Task brief
Check the listing below for lines with the word "故原变形错误" and say how many there are, with nothing but the number.

Dataset records
★ ★ ★ ★
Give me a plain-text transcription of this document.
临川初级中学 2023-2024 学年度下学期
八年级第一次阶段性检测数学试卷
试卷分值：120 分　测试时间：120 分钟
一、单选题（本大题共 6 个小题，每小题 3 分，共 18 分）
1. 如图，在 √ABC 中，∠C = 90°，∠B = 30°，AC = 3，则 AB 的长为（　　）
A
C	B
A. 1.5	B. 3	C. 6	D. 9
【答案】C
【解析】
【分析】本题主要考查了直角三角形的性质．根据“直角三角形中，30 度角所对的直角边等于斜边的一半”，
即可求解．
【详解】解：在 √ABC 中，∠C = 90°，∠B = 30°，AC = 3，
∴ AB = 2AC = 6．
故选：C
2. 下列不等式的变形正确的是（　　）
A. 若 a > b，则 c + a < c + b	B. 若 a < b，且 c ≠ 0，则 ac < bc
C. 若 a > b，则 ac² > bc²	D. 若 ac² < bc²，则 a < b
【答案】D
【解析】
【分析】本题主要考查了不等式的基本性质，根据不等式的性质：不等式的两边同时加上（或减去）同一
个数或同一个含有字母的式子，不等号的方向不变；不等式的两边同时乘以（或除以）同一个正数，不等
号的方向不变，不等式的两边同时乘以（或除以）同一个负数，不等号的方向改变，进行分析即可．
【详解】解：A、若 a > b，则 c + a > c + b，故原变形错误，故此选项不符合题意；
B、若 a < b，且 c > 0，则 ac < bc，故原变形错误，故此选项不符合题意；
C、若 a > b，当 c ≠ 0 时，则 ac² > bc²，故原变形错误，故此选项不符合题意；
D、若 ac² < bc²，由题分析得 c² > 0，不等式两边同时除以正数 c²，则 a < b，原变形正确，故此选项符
★ ★ ★ ★
Problem solution
3